--- Exercise description ---
Some lines of these records may hold the word "Scale"; state how many, using only the number.
### Listed records ###
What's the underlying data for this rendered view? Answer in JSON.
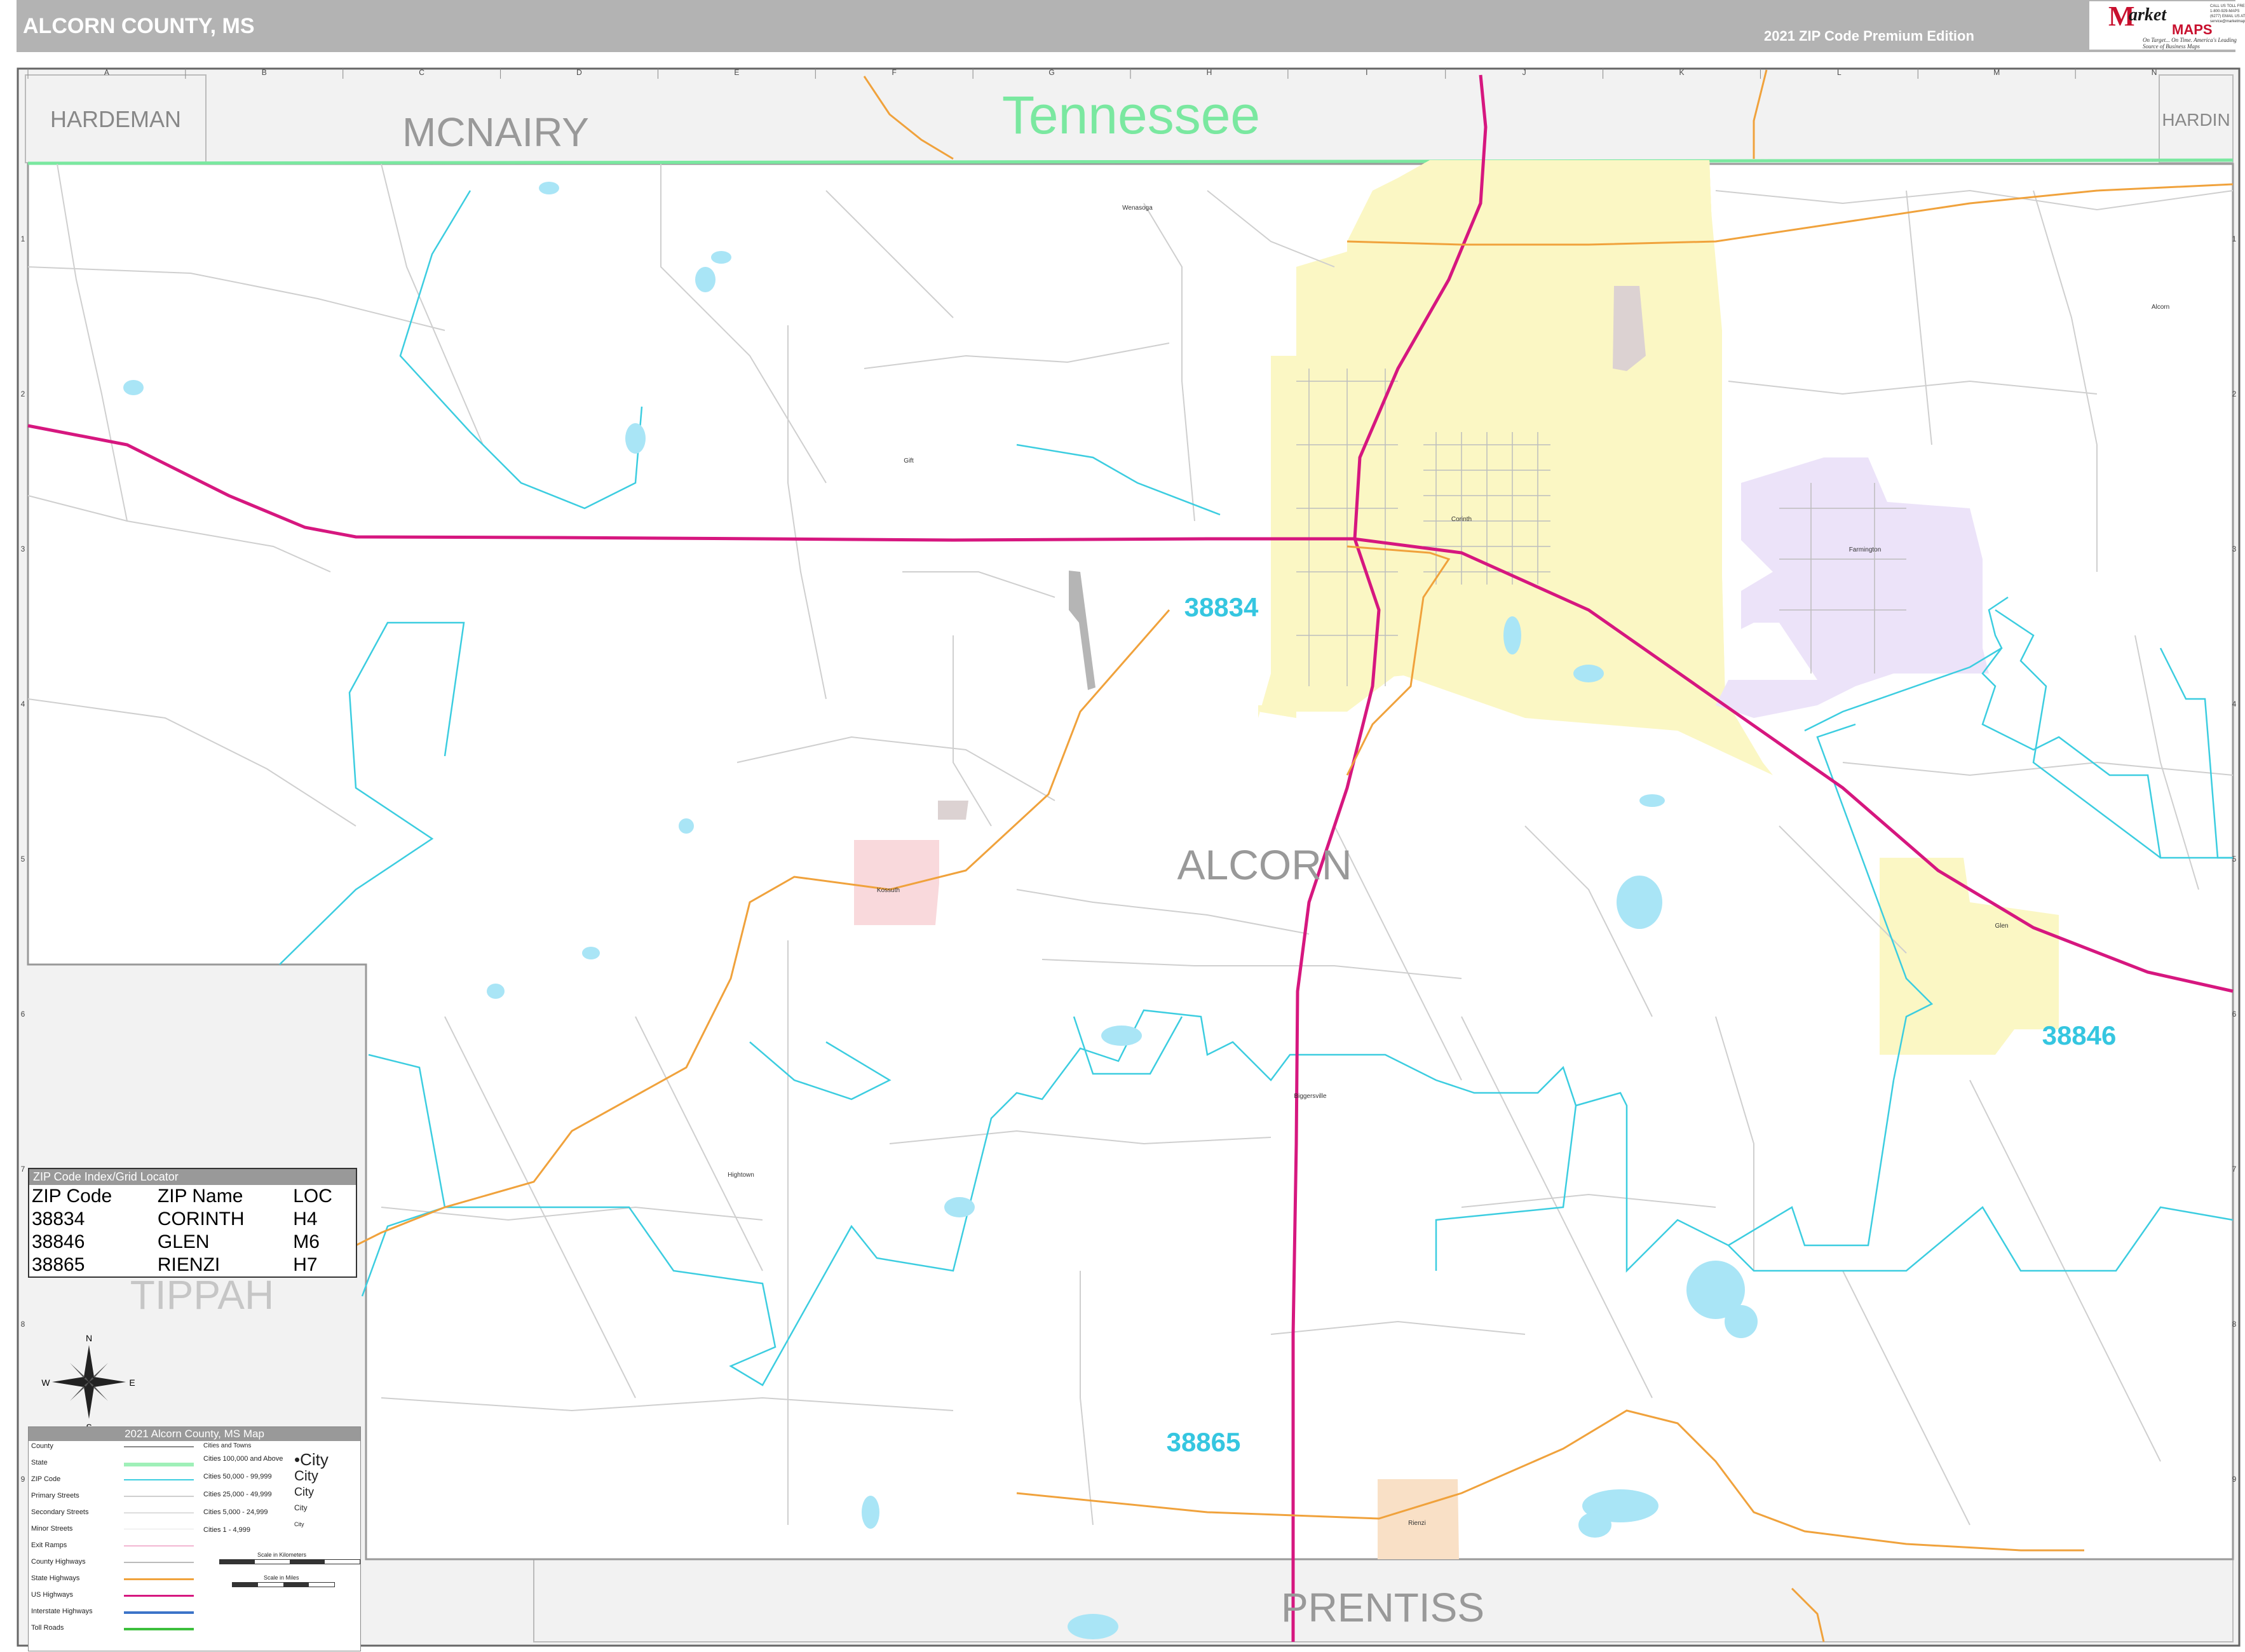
{
  "header": {
    "title": "ALCORN COUNTY, MS",
    "edition": "2021 ZIP Code Premium Edition"
  },
  "logo": {
    "mark": "M",
    "word1": "arket",
    "word2": "MAPS",
    "slogan": "On Target... On Time. America's Leading Source of Business Maps",
    "contact": "CALL US TOLL FREE 1-800-929-MAPS (6277) EMAIL US AT: service@marketmaps.com"
  },
  "grid": {
    "columns": [
      "A",
      "B",
      "C",
      "D",
      "E",
      "F",
      "G",
      "H",
      "I",
      "J",
      "K",
      "L",
      "M",
      "N"
    ],
    "rows": [
      "1",
      "2",
      "3",
      "4",
      "5",
      "6",
      "7",
      "8",
      "9"
    ]
  },
  "regions": {
    "state": "Tennessee",
    "county": "ALCORN",
    "neighbors": [
      "HARDEMAN",
      "MCNAIRY",
      "HARDIN",
      "TIPPAH",
      "PRENTISS"
    ]
  },
  "zip_labels": [
    "38834",
    "38846",
    "38865"
  ],
  "places": [
    "Corinth",
    "Farmington",
    "Kossuth",
    "Glen",
    "Rienzi",
    "Biggersville",
    "Wenasoga",
    "Gift",
    "Hightown",
    "Alcorn"
  ],
  "zip_index": {
    "title": "ZIP Code Index/Grid Locator",
    "headers": [
      "ZIP Code",
      "ZIP Name",
      "LOC"
    ],
    "rows": [
      [
        "38834",
        "CORINTH",
        "H4"
      ],
      [
        "38846",
        "GLEN",
        "M6"
      ],
      [
        "38865",
        "RIENZI",
        "H7"
      ]
    ]
  },
  "compass": {
    "n": "N",
    "s": "S",
    "e": "E",
    "w": "W"
  },
  "legend": {
    "title": "2021 Alcorn County, MS Map",
    "items": [
      "County",
      "State",
      "ZIP Code",
      "Primary Streets",
      "Secondary Streets",
      "Minor Streets",
      "Exit Ramps",
      "County Highways",
      "State Highways",
      "US Highways",
      "Interstate Highways",
      "Toll Roads"
    ],
    "cities_title": "Cities and Towns",
    "city_classes": [
      "Cities 100,000 and Above",
      "Cities 50,000 - 99,999",
      "Cities 25,000 - 49,999",
      "Cities 5,000 - 24,999",
      "Cities 1 - 4,999"
    ],
    "city_samples": [
      "City",
      "City",
      "City",
      "City",
      "City"
    ],
    "scale_km": "Scale in Kilometers",
    "scale_mi": "Scale in Miles"
  },
  "colors": {
    "zip_38834": "#fbf7c4",
    "zip_farmington": "#ece3f9",
    "zip_38846": "#fbf7c4",
    "kossuth": "#f9d9dc",
    "rienzi": "#f9e0c6",
    "zip_boundary": "#3ccde0",
    "us_highway": "#d6177f",
    "state_highway": "#f0a23c",
    "state_line": "#7ae8a0",
    "water": "#a9e5f6",
    "outside": "#f2f2f2"
  }
}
###
--- Result of the exercise ---
2